What the exercise asks.
Copy whichever lines contain the string "this".
# Dataset excerpts start
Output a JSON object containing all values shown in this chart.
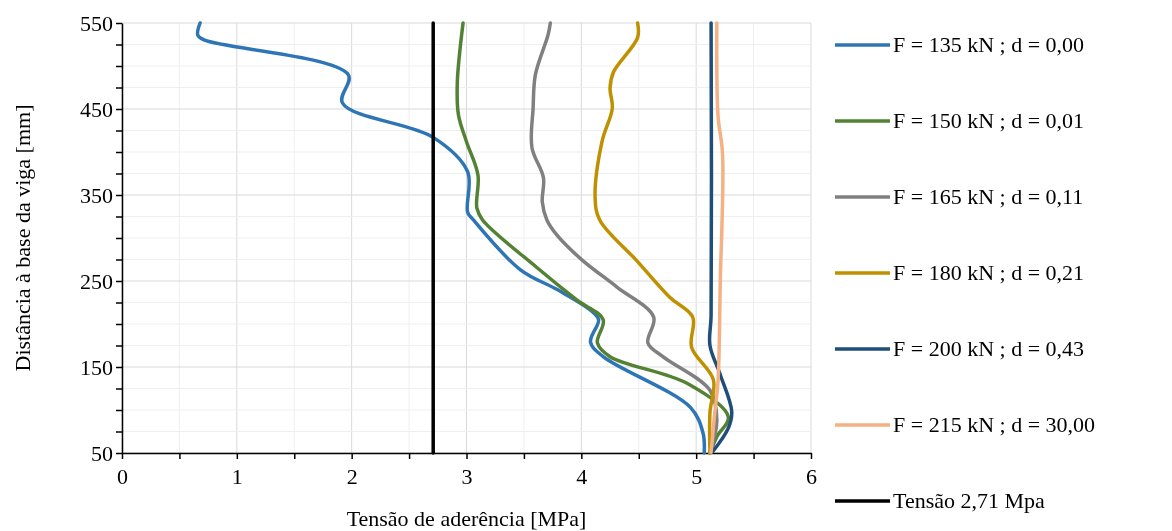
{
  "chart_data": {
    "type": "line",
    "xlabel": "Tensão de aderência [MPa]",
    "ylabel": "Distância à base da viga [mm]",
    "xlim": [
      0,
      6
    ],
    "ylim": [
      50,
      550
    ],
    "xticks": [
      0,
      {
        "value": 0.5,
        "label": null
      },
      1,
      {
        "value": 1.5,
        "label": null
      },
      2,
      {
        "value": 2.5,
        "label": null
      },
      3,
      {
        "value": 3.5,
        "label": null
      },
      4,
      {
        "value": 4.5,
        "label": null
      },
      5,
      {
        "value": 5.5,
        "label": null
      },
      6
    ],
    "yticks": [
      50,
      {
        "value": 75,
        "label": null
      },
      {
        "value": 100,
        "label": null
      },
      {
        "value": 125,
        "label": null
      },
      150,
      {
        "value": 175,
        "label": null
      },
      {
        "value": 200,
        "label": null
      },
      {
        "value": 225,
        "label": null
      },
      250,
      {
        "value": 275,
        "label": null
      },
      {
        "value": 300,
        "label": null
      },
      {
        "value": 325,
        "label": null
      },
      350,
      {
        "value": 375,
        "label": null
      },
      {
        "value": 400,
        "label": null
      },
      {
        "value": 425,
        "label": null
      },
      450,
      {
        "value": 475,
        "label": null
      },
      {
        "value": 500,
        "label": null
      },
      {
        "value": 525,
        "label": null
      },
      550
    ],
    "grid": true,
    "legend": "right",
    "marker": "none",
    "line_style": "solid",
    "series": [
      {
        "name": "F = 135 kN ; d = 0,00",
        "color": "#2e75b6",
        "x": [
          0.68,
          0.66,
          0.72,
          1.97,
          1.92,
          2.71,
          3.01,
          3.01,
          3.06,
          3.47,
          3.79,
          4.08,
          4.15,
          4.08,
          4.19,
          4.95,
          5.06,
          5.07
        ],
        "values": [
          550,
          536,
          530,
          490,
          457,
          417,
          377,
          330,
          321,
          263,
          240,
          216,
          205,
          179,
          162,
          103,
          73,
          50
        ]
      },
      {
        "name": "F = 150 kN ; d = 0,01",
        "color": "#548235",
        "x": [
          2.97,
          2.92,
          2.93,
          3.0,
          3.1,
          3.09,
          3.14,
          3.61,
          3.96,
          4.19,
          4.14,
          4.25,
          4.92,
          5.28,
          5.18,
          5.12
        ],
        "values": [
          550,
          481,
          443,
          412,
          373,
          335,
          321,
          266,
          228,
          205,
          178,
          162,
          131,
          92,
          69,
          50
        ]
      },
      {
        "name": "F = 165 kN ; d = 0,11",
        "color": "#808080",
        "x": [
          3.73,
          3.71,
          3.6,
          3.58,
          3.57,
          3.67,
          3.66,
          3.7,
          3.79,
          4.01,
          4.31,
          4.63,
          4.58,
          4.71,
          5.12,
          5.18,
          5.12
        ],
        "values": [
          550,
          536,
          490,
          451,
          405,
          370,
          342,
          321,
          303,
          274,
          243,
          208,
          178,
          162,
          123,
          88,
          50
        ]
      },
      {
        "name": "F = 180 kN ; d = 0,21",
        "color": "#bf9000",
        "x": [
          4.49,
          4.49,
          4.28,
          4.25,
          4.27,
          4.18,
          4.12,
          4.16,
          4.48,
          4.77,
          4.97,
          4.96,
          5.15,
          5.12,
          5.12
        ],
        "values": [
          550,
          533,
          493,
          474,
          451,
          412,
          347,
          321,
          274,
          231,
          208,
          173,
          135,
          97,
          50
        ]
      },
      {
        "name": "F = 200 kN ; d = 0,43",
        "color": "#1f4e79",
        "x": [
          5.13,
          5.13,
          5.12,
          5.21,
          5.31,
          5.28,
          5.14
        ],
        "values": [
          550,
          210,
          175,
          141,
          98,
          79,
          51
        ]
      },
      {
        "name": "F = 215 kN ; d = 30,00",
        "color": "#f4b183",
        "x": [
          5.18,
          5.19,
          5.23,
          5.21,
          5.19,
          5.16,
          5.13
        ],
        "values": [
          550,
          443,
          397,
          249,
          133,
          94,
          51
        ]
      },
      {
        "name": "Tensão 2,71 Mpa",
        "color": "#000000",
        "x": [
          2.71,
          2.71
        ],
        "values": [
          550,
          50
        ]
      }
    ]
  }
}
# Dataset excerpts end
# Dataset excerpts start
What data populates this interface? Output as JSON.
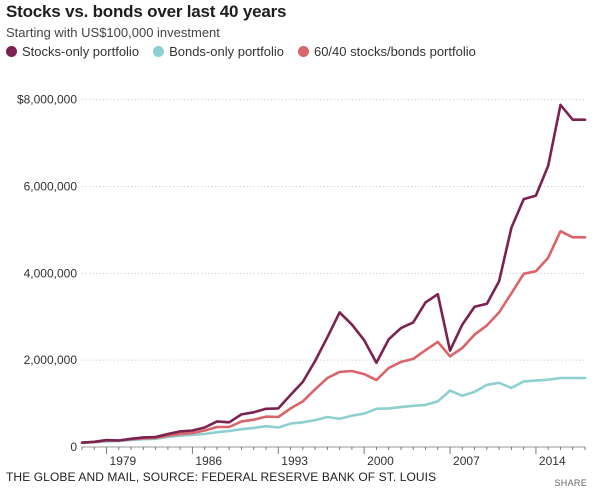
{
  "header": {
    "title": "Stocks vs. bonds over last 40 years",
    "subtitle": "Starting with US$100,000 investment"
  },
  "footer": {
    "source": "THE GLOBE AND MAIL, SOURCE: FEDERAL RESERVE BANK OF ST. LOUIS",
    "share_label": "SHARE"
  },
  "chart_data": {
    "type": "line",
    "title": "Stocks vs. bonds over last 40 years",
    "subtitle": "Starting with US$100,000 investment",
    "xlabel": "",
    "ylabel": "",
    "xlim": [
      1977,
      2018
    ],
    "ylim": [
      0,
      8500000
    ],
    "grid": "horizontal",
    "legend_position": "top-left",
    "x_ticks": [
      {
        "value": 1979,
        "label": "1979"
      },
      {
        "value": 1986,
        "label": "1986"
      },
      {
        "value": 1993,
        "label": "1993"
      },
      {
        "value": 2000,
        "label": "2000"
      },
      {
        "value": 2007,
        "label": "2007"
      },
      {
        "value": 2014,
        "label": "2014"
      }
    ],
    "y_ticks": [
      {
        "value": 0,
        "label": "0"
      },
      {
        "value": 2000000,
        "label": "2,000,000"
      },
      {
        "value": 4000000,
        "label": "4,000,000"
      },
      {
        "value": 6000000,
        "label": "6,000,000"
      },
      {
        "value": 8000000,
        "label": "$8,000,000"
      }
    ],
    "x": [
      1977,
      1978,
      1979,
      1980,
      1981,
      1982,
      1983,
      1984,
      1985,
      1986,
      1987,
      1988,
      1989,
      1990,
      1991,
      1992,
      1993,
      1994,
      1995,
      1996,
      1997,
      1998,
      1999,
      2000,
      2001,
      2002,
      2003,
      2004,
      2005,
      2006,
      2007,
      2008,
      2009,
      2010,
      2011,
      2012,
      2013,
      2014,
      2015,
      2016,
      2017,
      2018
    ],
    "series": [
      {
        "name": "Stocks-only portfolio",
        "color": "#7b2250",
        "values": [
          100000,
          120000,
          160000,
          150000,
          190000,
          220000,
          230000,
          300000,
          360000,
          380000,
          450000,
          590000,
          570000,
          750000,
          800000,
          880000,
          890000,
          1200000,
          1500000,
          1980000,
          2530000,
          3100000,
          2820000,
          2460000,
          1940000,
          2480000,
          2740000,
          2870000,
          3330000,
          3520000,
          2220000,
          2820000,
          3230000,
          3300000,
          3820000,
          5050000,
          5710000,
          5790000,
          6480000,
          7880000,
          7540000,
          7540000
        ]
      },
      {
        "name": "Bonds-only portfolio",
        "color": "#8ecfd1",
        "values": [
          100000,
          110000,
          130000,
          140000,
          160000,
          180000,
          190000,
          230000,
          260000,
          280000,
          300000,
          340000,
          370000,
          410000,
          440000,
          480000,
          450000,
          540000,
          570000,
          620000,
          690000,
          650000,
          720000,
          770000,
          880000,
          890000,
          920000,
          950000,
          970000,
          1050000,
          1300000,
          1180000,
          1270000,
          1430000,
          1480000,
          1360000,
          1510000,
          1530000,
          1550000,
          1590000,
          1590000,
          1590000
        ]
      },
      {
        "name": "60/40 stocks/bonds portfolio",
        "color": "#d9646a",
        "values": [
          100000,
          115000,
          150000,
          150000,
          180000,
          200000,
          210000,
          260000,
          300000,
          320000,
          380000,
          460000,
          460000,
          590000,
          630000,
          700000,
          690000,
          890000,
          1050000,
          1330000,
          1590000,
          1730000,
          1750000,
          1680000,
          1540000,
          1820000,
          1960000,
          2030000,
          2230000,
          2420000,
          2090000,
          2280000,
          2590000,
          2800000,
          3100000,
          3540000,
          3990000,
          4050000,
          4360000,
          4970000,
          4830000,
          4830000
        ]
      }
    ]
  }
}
# Dataset excerpts end
Exercise solution.
Output a JSON object containing all values shown in this chart.
What data populates this interface? Output as JSON.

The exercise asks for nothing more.